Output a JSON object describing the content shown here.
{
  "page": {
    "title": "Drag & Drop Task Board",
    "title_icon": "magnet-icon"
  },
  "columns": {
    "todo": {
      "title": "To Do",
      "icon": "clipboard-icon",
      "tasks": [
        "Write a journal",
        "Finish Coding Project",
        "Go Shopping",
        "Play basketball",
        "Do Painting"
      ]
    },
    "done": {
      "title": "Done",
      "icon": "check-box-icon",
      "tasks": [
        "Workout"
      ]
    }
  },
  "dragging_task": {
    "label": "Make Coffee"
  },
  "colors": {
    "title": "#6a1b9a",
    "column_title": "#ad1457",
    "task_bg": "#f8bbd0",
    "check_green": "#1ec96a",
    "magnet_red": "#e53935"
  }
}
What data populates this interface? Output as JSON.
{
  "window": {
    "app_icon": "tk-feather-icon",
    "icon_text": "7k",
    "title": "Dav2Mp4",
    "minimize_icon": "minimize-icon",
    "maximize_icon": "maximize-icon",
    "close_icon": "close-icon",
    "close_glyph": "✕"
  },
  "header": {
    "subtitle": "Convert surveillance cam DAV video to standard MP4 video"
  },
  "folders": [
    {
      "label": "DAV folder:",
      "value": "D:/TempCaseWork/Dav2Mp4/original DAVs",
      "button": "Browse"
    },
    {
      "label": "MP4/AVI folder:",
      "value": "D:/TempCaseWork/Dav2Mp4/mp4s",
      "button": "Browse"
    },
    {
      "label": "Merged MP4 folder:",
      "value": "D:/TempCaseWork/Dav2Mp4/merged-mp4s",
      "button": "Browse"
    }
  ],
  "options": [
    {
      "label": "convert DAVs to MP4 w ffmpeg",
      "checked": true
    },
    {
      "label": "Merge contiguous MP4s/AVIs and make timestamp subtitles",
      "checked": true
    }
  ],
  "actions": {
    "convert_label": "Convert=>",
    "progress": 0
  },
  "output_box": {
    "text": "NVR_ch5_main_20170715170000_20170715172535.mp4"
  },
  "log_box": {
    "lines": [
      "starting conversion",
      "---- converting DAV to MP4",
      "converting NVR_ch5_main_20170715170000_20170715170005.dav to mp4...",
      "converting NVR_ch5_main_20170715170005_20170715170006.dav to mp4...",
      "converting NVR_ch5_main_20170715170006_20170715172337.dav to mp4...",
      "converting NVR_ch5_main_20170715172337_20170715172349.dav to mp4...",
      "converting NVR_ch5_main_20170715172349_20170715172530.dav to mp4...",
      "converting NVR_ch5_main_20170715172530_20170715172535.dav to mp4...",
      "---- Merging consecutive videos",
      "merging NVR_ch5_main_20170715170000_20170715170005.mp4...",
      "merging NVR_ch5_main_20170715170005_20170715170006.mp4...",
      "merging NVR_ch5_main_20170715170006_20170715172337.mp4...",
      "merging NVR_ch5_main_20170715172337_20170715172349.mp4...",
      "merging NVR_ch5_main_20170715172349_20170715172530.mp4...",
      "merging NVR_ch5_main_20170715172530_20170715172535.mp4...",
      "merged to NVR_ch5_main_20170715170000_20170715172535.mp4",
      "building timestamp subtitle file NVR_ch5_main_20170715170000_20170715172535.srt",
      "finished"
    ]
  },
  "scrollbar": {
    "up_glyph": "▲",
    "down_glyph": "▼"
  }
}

***

GIVEN REQUEST:
Write the listing out again, exactly as shown above.

EXPECTED ANSWER:
Output a JSON object describing the content shown here.
{
  "page": {
    "title": "Drag & Drop Task Board",
    "title_icon": "magnet-icon"
  },
  "columns": {
    "todo": {
      "title": "To Do",
      "icon": "clipboard-icon",
      "tasks": [
        "Write a journal",
        "Finish Coding Project",
        "Go Shopping",
        "Play basketball",
        "Do Painting"
      ]
    },
    "done": {
      "title": "Done",
      "icon": "check-box-icon",
      "tasks": [
        "Workout"
      ]
    }
  },
  "dragging_task": {
    "label": "Make Coffee"
  },
  "colors": {
    "title": "#6a1b9a",
    "column_title": "#ad1457",
    "task_bg": "#f8bbd0",
    "check_green": "#1ec96a",
    "magnet_red": "#e53935"
  }
}
What data populates this interface? Output as JSON.
{
  "window": {
    "app_icon": "tk-feather-icon",
    "icon_text": "7k",
    "title": "Dav2Mp4",
    "minimize_icon": "minimize-icon",
    "maximize_icon": "maximize-icon",
    "close_icon": "close-icon",
    "close_glyph": "✕"
  },
  "header": {
    "subtitle": "Convert surveillance cam DAV video to standard MP4 video"
  },
  "folders": [
    {
      "label": "DAV folder:",
      "value": "D:/TempCaseWork/Dav2Mp4/original DAVs",
      "button": "Browse"
    },
    {
      "label": "MP4/AVI folder:",
      "value": "D:/TempCaseWork/Dav2Mp4/mp4s",
      "button": "Browse"
    },
    {
      "label": "Merged MP4 folder:",
      "value": "D:/TempCaseWork/Dav2Mp4/merged-mp4s",
      "button": "Browse"
    }
  ],
  "options": [
    {
      "label": "convert DAVs to MP4 w ffmpeg",
      "checked": true
    },
    {
      "label": "Merge contiguous MP4s/AVIs and make timestamp subtitles",
      "checked": true
    }
  ],
  "actions": {
    "convert_label": "Convert=>",
    "progress": 0
  },
  "output_box": {
    "text": "NVR_ch5_main_20170715170000_20170715172535.mp4"
  },
  "log_box": {
    "lines": [
      "starting conversion",
      "---- converting DAV to MP4",
      "converting NVR_ch5_main_20170715170000_20170715170005.dav to mp4...",
      "converting NVR_ch5_main_20170715170005_20170715170006.dav to mp4...",
      "converting NVR_ch5_main_20170715170006_20170715172337.dav to mp4...",
      "converting NVR_ch5_main_20170715172337_20170715172349.dav to mp4...",
      "converting NVR_ch5_main_20170715172349_20170715172530.dav to mp4...",
      "converting NVR_ch5_main_20170715172530_20170715172535.dav to mp4...",
      "---- Merging consecutive videos",
      "merging NVR_ch5_main_20170715170000_20170715170005.mp4...",
      "merging NVR_ch5_main_20170715170005_20170715170006.mp4...",
      "merging NVR_ch5_main_20170715170006_20170715172337.mp4...",
      "merging NVR_ch5_main_20170715172337_20170715172349.mp4...",
      "merging NVR_ch5_main_20170715172349_20170715172530.mp4...",
      "merging NVR_ch5_main_20170715172530_20170715172535.mp4...",
      "merged to NVR_ch5_main_20170715170000_20170715172535.mp4",
      "building timestamp subtitle file NVR_ch5_main_20170715170000_20170715172535.srt",
      "finished"
    ]
  },
  "scrollbar": {
    "up_glyph": "▲",
    "down_glyph": "▼"
  }
}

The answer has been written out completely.